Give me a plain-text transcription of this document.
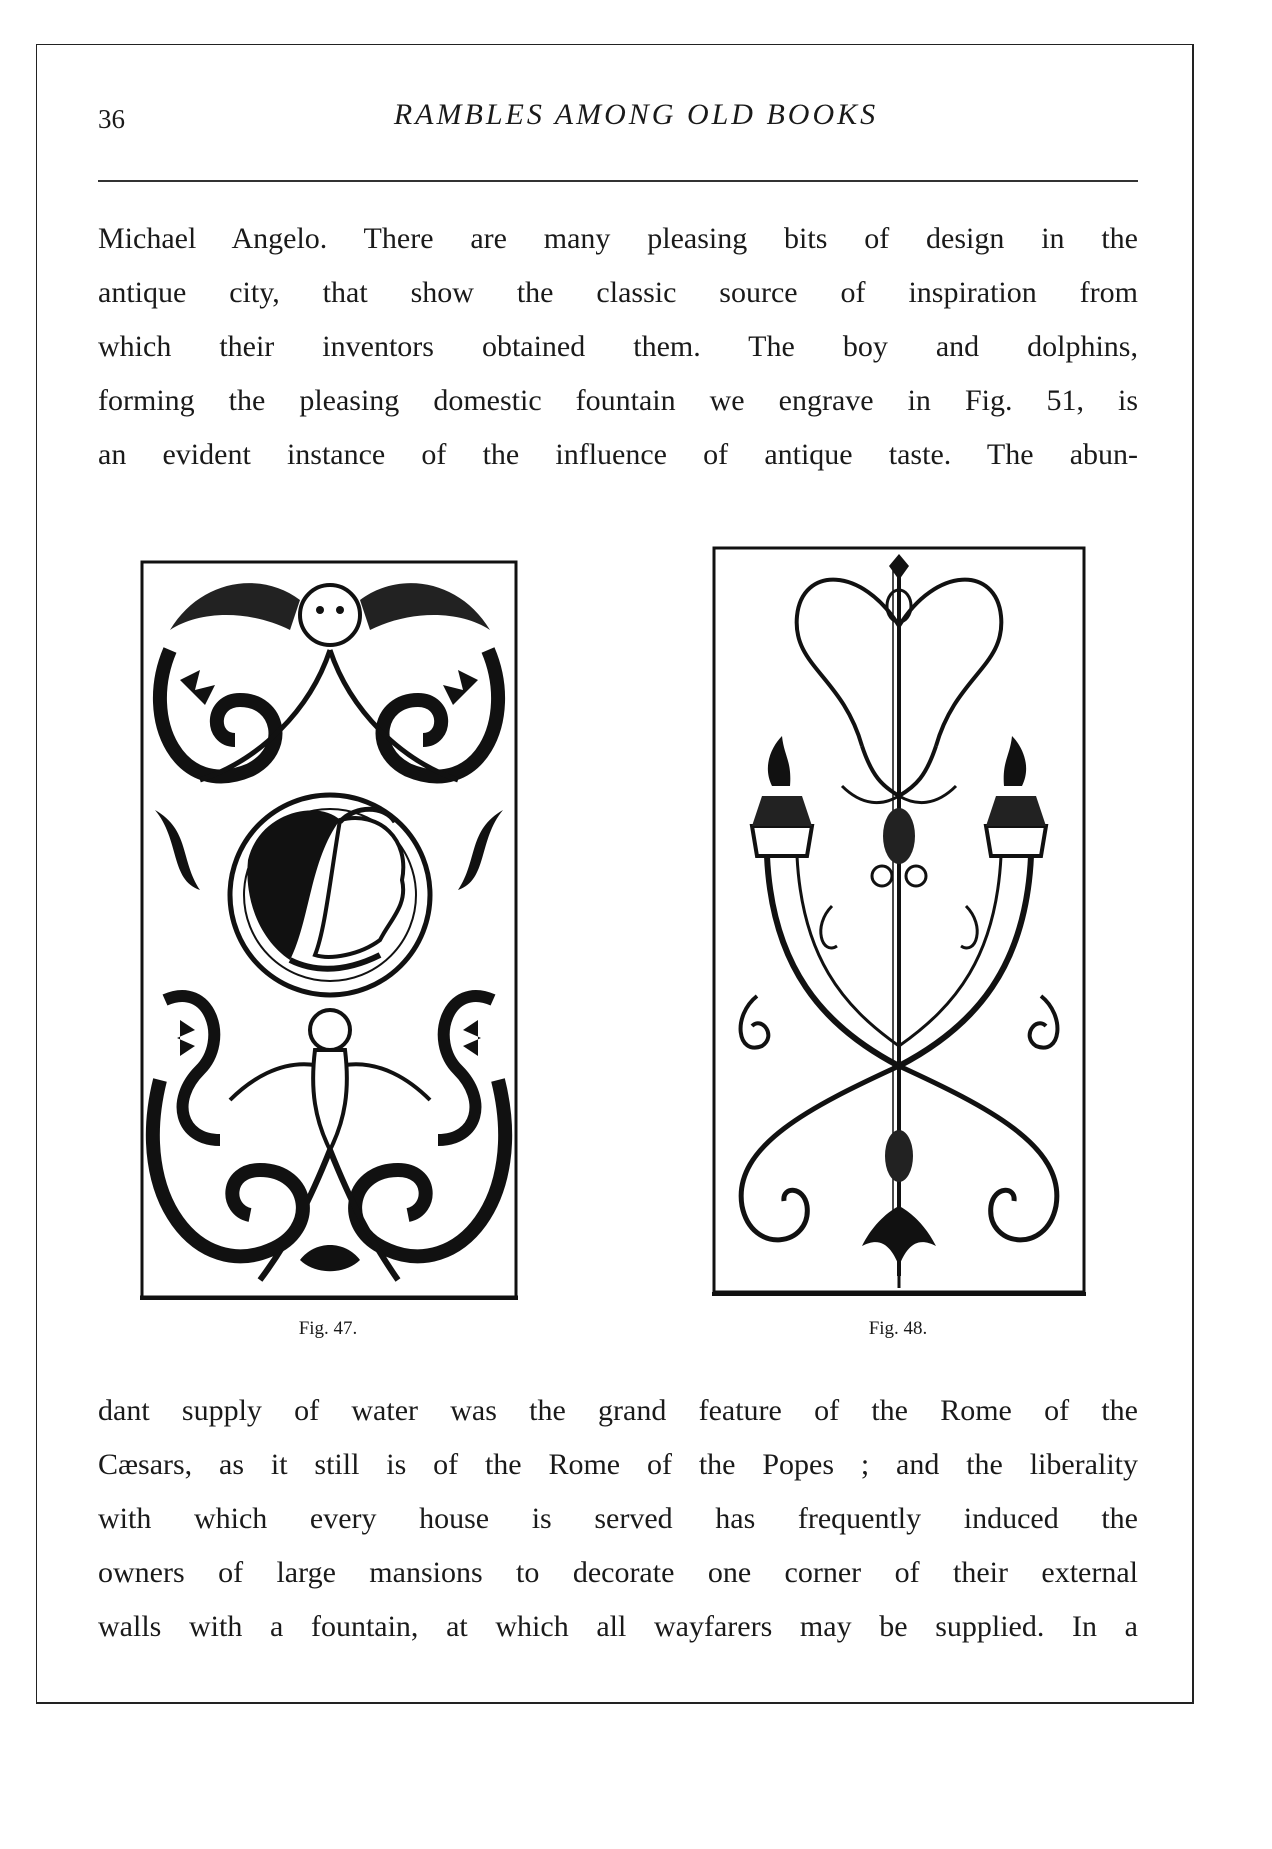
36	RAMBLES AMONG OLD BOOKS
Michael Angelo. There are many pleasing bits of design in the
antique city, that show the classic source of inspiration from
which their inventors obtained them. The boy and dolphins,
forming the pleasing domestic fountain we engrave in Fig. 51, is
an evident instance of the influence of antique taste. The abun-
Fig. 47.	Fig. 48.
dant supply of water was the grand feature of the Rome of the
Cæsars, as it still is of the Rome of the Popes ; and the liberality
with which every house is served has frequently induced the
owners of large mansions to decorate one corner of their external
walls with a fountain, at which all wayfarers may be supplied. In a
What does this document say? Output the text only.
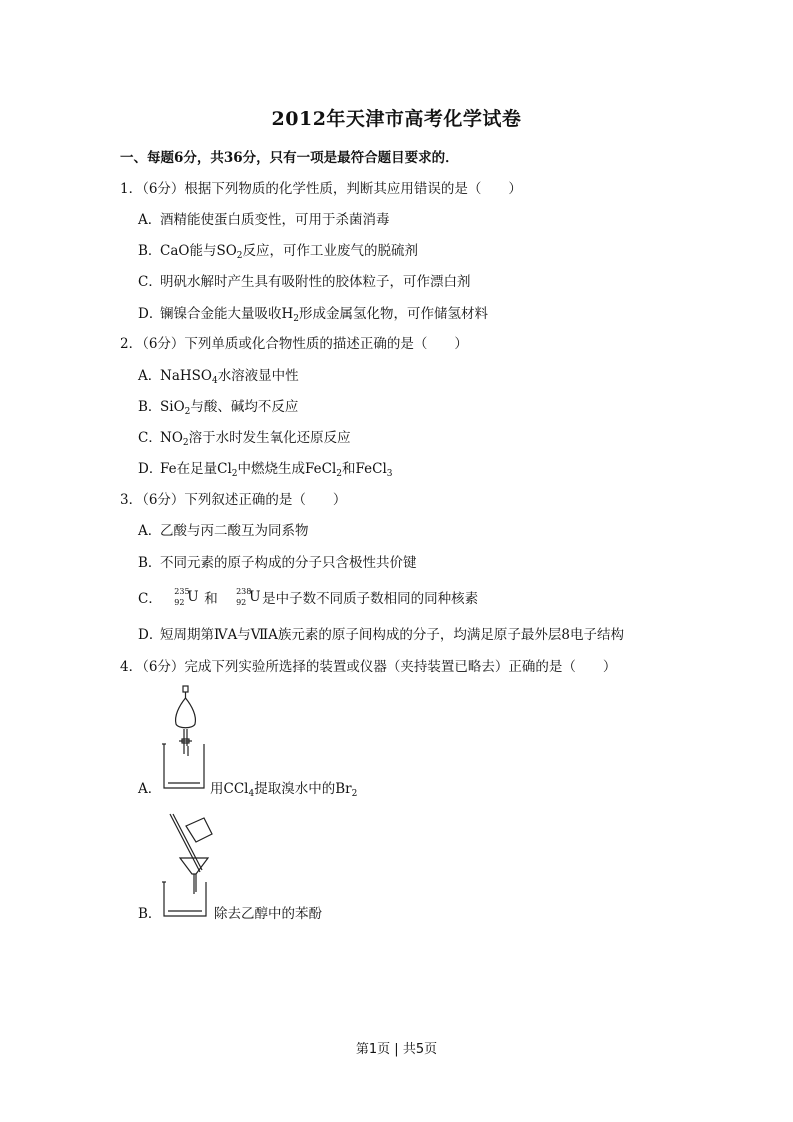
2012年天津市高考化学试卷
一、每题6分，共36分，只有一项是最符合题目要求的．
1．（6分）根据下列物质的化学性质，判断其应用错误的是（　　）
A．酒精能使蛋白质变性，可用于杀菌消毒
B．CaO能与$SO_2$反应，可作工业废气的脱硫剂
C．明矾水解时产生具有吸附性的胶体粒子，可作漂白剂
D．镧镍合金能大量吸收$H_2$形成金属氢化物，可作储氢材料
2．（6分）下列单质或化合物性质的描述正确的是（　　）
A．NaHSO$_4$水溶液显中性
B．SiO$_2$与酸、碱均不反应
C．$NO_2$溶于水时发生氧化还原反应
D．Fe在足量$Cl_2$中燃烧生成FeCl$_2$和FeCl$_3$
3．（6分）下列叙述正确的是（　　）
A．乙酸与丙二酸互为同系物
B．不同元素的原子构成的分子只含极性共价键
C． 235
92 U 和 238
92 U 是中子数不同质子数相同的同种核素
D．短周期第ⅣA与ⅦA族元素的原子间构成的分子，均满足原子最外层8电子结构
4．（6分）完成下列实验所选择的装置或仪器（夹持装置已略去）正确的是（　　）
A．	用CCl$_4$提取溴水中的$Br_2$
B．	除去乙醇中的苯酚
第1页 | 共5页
==============================
# WORK TO BE COMPLETED
Search the entries for the word "antique" and gather every line where it appears.

# RESPONSE BELOW
antique city, that show the classic source of inspiration from
an evident instance of the influence of antique taste. The abun-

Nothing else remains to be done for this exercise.